-- Start of RECORDS SHOWN --

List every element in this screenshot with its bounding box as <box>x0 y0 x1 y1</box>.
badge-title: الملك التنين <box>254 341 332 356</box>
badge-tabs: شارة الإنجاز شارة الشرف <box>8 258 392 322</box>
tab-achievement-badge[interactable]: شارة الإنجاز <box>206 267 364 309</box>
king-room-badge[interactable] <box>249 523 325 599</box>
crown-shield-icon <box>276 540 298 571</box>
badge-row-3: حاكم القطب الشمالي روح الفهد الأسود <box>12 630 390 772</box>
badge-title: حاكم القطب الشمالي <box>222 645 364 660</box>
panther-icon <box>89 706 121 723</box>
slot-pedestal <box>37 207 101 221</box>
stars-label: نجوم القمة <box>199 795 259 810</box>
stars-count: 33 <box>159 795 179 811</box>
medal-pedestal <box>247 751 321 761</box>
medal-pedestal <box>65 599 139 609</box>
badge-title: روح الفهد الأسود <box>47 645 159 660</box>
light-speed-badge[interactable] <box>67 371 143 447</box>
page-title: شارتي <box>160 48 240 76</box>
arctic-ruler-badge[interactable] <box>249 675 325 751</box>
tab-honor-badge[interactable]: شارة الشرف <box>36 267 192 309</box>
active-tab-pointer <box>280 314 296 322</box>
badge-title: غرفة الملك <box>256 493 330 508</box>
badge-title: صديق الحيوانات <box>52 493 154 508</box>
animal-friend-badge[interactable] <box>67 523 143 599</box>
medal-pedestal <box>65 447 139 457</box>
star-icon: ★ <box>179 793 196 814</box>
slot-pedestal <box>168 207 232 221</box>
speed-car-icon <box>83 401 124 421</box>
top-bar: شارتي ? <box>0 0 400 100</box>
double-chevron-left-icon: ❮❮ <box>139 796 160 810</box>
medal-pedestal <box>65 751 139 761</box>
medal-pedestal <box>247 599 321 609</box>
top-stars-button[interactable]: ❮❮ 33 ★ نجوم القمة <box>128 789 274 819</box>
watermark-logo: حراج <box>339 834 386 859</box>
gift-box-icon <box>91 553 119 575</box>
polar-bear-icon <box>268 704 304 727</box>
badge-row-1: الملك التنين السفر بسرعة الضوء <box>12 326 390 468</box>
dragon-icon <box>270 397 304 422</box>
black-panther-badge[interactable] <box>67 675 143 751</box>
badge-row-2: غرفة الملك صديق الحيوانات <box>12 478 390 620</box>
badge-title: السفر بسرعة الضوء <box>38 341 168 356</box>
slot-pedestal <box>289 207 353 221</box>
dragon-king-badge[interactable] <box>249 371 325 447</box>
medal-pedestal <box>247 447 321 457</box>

-- End of RECORDS SHOWN --

* _GOAL OF THE EXERCISE_
Give the lines above as a JSON list of strings, with one string for each line and any blank lines left out.

* _RESPONSE_
[
  "List every element in this screenshot with its bounding box as <box>x0 y0 x1 y1</box>.",
  "badge-title: الملك التنين <box>254 341 332 356</box>",
  "badge-tabs: شارة الإنجاز شارة الشرف <box>8 258 392 322</box>",
  "tab-achievement-badge[interactable]: شارة الإنجاز <box>206 267 364 309</box>",
  "king-room-badge[interactable] <box>249 523 325 599</box>",
  "crown-shield-icon <box>276 540 298 571</box>",
  "badge-row-3: حاكم القطب الشمالي روح الفهد الأسود <box>12 630 390 772</box>",
  "badge-title: حاكم القطب الشمالي <box>222 645 364 660</box>",
  "panther-icon <box>89 706 121 723</box>",
  "slot-pedestal <box>37 207 101 221</box>",
  "stars-label: نجوم القمة <box>199 795 259 810</box>",
  "stars-count: 33 <box>159 795 179 811</box>",
  "medal-pedestal <box>247 751 321 761</box>",
  "medal-pedestal <box>65 599 139 609</box>",
  "badge-title: روح الفهد الأسود <box>47 645 159 660</box>",
  "light-speed-badge[interactable] <box>67 371 143 447</box>",
  "page-title: شارتي <box>160 48 240 76</box>",
  "arctic-ruler-badge[interactable] <box>249 675 325 751</box>",
  "tab-honor-badge[interactable]: شارة الشرف <box>36 267 192 309</box>",
  "active-tab-pointer <box>280 314 296 322</box>",
  "badge-title: غرفة الملك <box>256 493 330 508</box>",
  "badge-title: صديق الحيوانات <box>52 493 154 508</box>",
  "animal-friend-badge[interactable] <box>67 523 143 599</box>",
  "medal-pedestal <box>65 447 139 457</box>",
  "star-icon: ★ <box>179 793 196 814</box>",
  "slot-pedestal <box>168 207 232 221</box>",
  "speed-car-icon <box>83 401 124 421</box>",
  "top-bar: شارتي ? <box>0 0 400 100</box>",
  "double-chevron-left-icon: ❮❮ <box>139 796 160 810</box>",
  "medal-pedestal <box>65 751 139 761</box>",
  "medal-pedestal <box>247 599 321 609</box>",
  "top-stars-button[interactable]: ❮❮ 33 ★ نجوم القمة <box>128 789 274 819</box>",
  "watermark-logo: حراج <box>339 834 386 859</box>",
  "gift-box-icon <box>91 553 119 575</box>",
  "polar-bear-icon <box>268 704 304 727</box>",
  "badge-row-1: الملك التنين السفر بسرعة الضوء <box>12 326 390 468</box>",
  "dragon-icon <box>270 397 304 422</box>",
  "black-panther-badge[interactable] <box>67 675 143 751</box>",
  "badge-row-2: غرفة الملك صديق الحيوانات <box>12 478 390 620</box>",
  "badge-title: السفر بسرعة الضوء <box>38 341 168 356</box>",
  "slot-pedestal <box>289 207 353 221</box>",
  "dragon-king-badge[interactable] <box>249 371 325 447</box>",
  "medal-pedestal <box>247 447 321 457</box>"
]